-- Task material follows --
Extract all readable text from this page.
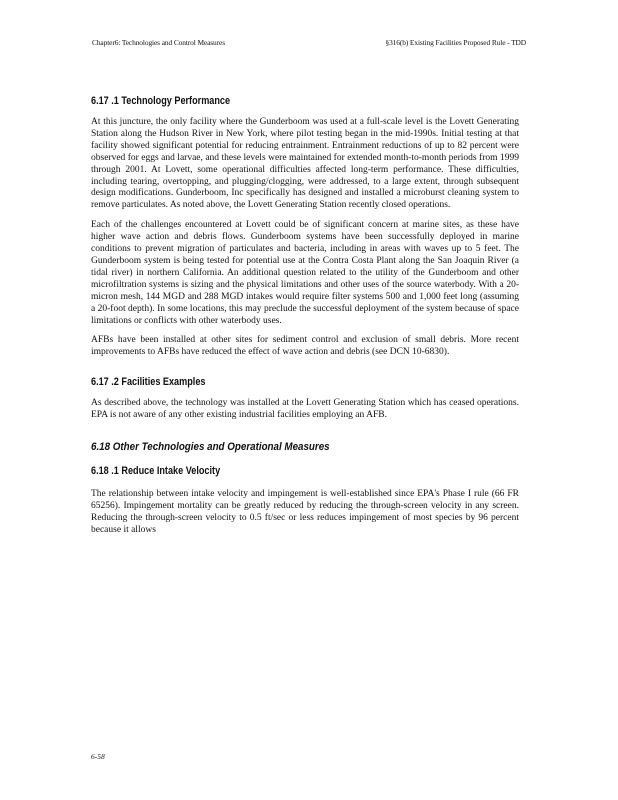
Chapter6: Technologies and Control Measures	§316(b) Existing Facilities Proposed Rule - TDD
6.17 .1 Technology Performance

At this juncture, the only facility where the Gunderboom was used at a full-scale level is the Lovett Generating Station along the Hudson River in New York, where pilot testing began in the mid-1990s. Initial testing at that facility showed significant potential for reducing entrainment. Entrainment reductions of up to 82 percent were observed for eggs and larvae, and these levels were maintained for extended month-to-month periods from 1999 through 2001. At Lovett, some operational difficulties affected long-term performance. These difficulties, including tearing, overtopping, and plugging/clogging, were addressed, to a large extent, through subsequent design modifications. Gunderboom, Inc specifically has designed and installed a microburst cleaning system to remove particulates. As noted above, the Lovett Generating Station recently closed operations.

Each of the challenges encountered at Lovett could be of significant concern at marine sites, as these have higher wave action and debris flows. Gunderboom systems have been successfully deployed in marine conditions to prevent migration of particulates and bacteria, including in areas with waves up to 5 feet. The Gunderboom system is being tested for potential use at the Contra Costa Plant along the San Joaquin River (a tidal river) in northern California. An additional question related to the utility of the Gunderboom and other microfiltration systems is sizing and the physical limitations and other uses of the source waterbody. With a 20-micron mesh, 144 MGD and 288 MGD intakes would require filter systems 500 and 1,000 feet long (assuming a 20-foot depth). In some locations, this may preclude the successful deployment of the system because of space limitations or conflicts with other waterbody uses.

AFBs have been installed at other sites for sediment control and exclusion of small debris. More recent improvements to AFBs have reduced the effect of wave action and debris (see DCN 10-6830).

6.17 .2 Facilities Examples

As described above, the technology was installed at the Lovett Generating Station which has ceased operations. EPA is not aware of any other existing industrial facilities employing an AFB.

6.18 Other Technologies and Operational Measures
6.18 .1 Reduce Intake Velocity

The relationship between intake velocity and impingement is well-established since EPA's Phase I rule (66 FR 65256). Impingement mortality can be greatly reduced by reducing the through-screen velocity in any screen. Reducing the through-screen velocity to 0.5 ft/sec or less reduces impingement of most species by 96 percent because it allows

6-58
-- Task material concluded --
**What needs to be done:**
Reprint the listing above exactly, without images.

**Answer to this problem:**
Extract all readable text from this page.
Chapter6: Technologies and Control Measures	§316(b) Existing Facilities Proposed Rule - TDD
6.17 .1 Technology Performance

At this juncture, the only facility where the Gunderboom was used at a full-scale level is the Lovett Generating Station along the Hudson River in New York, where pilot testing began in the mid-1990s. Initial testing at that facility showed significant potential for reducing entrainment. Entrainment reductions of up to 82 percent were observed for eggs and larvae, and these levels were maintained for extended month-to-month periods from 1999 through 2001. At Lovett, some operational difficulties affected long-term performance. These difficulties, including tearing, overtopping, and plugging/clogging, were addressed, to a large extent, through subsequent design modifications. Gunderboom, Inc specifically has designed and installed a microburst cleaning system to remove particulates. As noted above, the Lovett Generating Station recently closed operations.

Each of the challenges encountered at Lovett could be of significant concern at marine sites, as these have higher wave action and debris flows. Gunderboom systems have been successfully deployed in marine conditions to prevent migration of particulates and bacteria, including in areas with waves up to 5 feet. The Gunderboom system is being tested for potential use at the Contra Costa Plant along the San Joaquin River (a tidal river) in northern California. An additional question related to the utility of the Gunderboom and other microfiltration systems is sizing and the physical limitations and other uses of the source waterbody. With a 20-micron mesh, 144 MGD and 288 MGD intakes would require filter systems 500 and 1,000 feet long (assuming a 20-foot depth). In some locations, this may preclude the successful deployment of the system because of space limitations or conflicts with other waterbody uses.

AFBs have been installed at other sites for sediment control and exclusion of small debris. More recent improvements to AFBs have reduced the effect of wave action and debris (see DCN 10-6830).

6.17 .2 Facilities Examples

As described above, the technology was installed at the Lovett Generating Station which has ceased operations. EPA is not aware of any other existing industrial facilities employing an AFB.

6.18 Other Technologies and Operational Measures
6.18 .1 Reduce Intake Velocity

The relationship between intake velocity and impingement is well-established since EPA's Phase I rule (66 FR 65256). Impingement mortality can be greatly reduced by reducing the through-screen velocity in any screen. Reducing the through-screen velocity to 0.5 ft/sec or less reduces impingement of most species by 96 percent because it allows

6-58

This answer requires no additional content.